## Written request
From the listing below, extract every line in which the word "nisi" appears.

## Data for this task
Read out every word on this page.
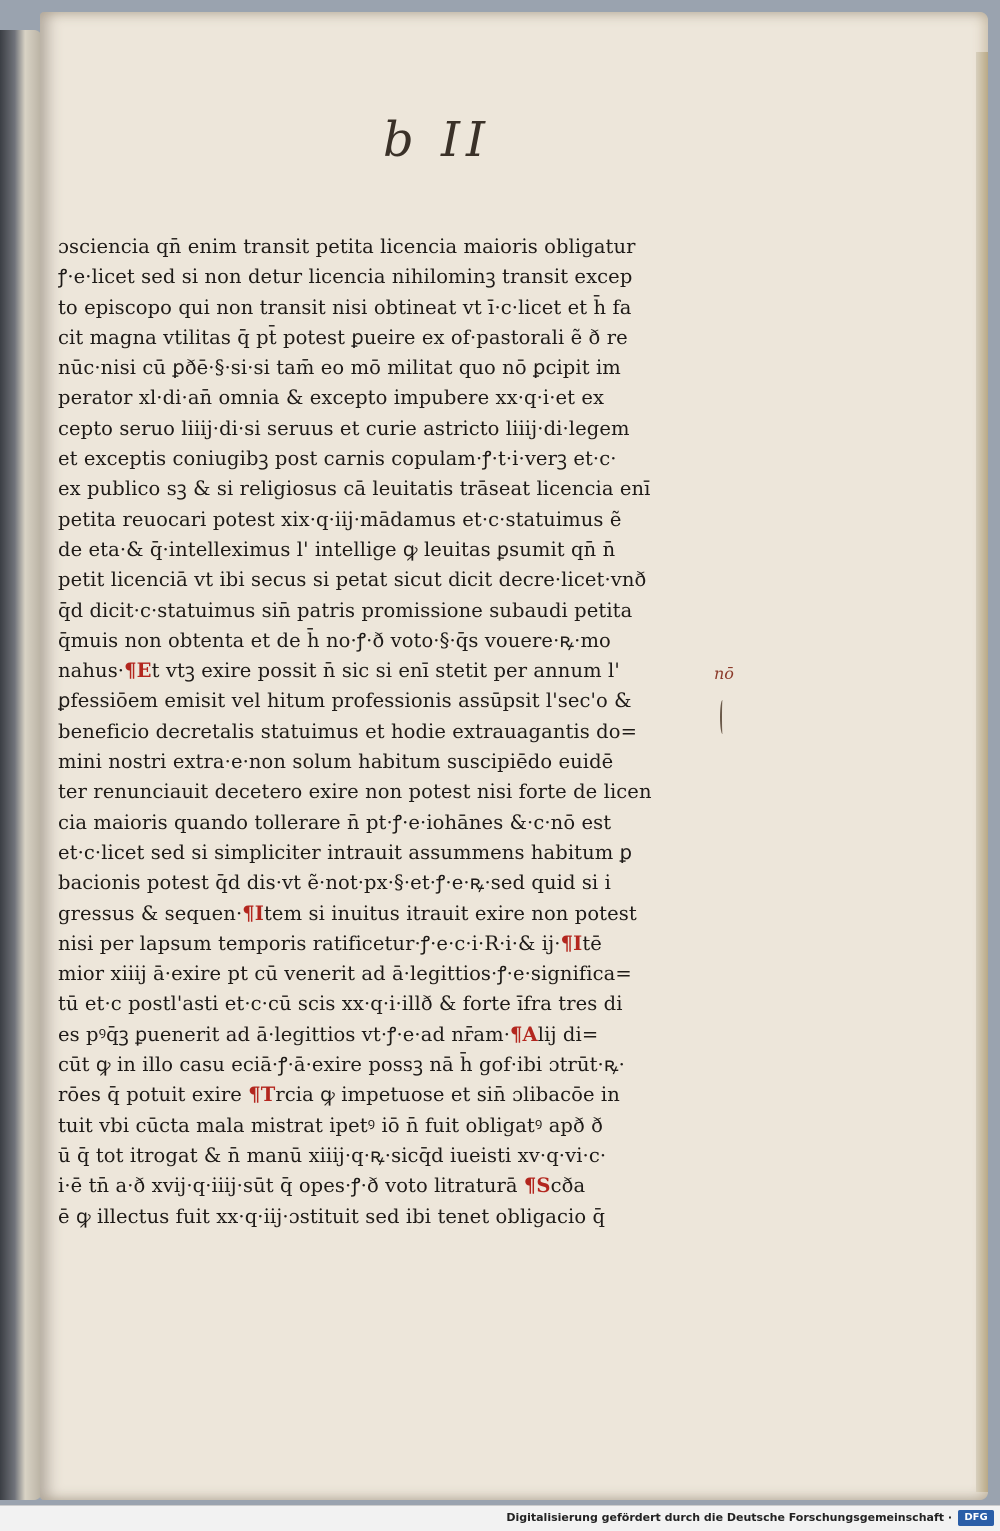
b II
ɔsciencia qn̄ enim transit petita licencia maioris obligatur
ꝭ·e·licet sed si non detur licencia nihilominꝫ transit excep
to episcopo qui non transit nisi obtineat vt ī·c·licet et h̄ fa
cit magna vtilitas q̄ pt̄ potest ꝑueire ex of·pastorali ẽ ð re
nūc·nisi cū ꝑðē·§·si·si tam̄ eo mō militat quo nō ꝑcipit im
perator xl·di·an̄ omnia & excepto impubere xx·q·i·et ex
cepto seruo liiij·di·si seruus et curie astricto liiij·di·legem
et exceptis coniugibꝫ post carnis copulam·ꝭ·t·i·verꝫ et·c·
ex publico sꝫ & si religiosus cā leuitatis trāseat licencia enī
petita reuocari potest xix·q·iij·mādamus et·c·statuimus ẽ
de eta·& q̄·intelleximus l' intellige ꝙ leuitas ꝑsumit qn̄ n̄
petit licenciā vt ibi secus si petat sicut dicit decre·licet·vnð
q̄d dicit·c·statuimus sin̄ patris promissione subaudi petita
q̄muis non obtenta et de h̄ no·ꝭ·ð voto·§·q̄s vouere·ꝶ·mo
nahus·¶Et vtꝫ exire possit n̄ sic si enī stetit per annum l'
ꝑfessiōem emisit vel hitum professionis assūpsit l'sec'o &
beneficio decretalis statuimus et hodie extrauagantis do=
mini nostri extra·e·non solum habitum suscipiēdo euidē
ter renunciauit decetero exire non potest nisi forte de licen
cia maioris quando tollerare n̄ pt·ꝭ·e·iohānes &·c·nō est
et·c·licet sed si simpliciter intrauit assummens habitum ꝑ
bacionis potest q̄d dis·vt ẽ·not·px·§·et·ꝭ·e·ꝶ·sed quid si i
gressus & sequen·¶Item si inuitus itrauit exire non potest
nisi per lapsum temporis ratificetur·ꝭ·e·c·i·R·i·& ij·¶Itē
mior xiiij ā·exire pt cū venerit ad ā·legittios·ꝭ·e·significa=
tū et·c postl'asti et·c·cū scis xx·q·i·illð & forte īfra tres di
es pꝰq̄ꝫ ꝑuenerit ad ā·legittios vt·ꝭ·e·ad nr̄am·¶Alij di=
cūt ꝙ in illo casu eciā·ꝭ·ā·exire possꝫ nā h̄ gof·ibi ɔtrūt·ꝶ·
rōes q̄ potuit exire ¶Trcia ꝙ impetuose et sin̄ ɔlibacōe in
tuit vbi cūcta mala mistrat ipetꝰ iō n̄ fuit obligatꝰ apð ð
ū q̄ tot itrogat & n̄ manū xiiij·q·ꝶ·sicq̄d iueisti xv·q·vi·c·
i·ē tn̄ a·ð xvij·q·iiij·sūt q̄ opes·ꝭ·ð voto litraturā ¶Scða
ē ꝙ illectus fuit xx·q·iij·ɔstituit sed ibi tenet obligacio q̄
nō
Digitalisierung gefördert durch die Deutsche Forschungsgemeinschaft ·	DFG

## Worked answer
to episcopo qui non transit nisi obtineat vt ī·c·licet et h̄ fa
nūc·nisi cū ꝑðē·§·si·si tam̄ eo mō militat quo nō ꝑcipit im
ter renunciauit decetero exire non potest nisi forte de licen
nisi per lapsum temporis ratificetur·ꝭ·e·c·i·R·i·& ij·¶Itē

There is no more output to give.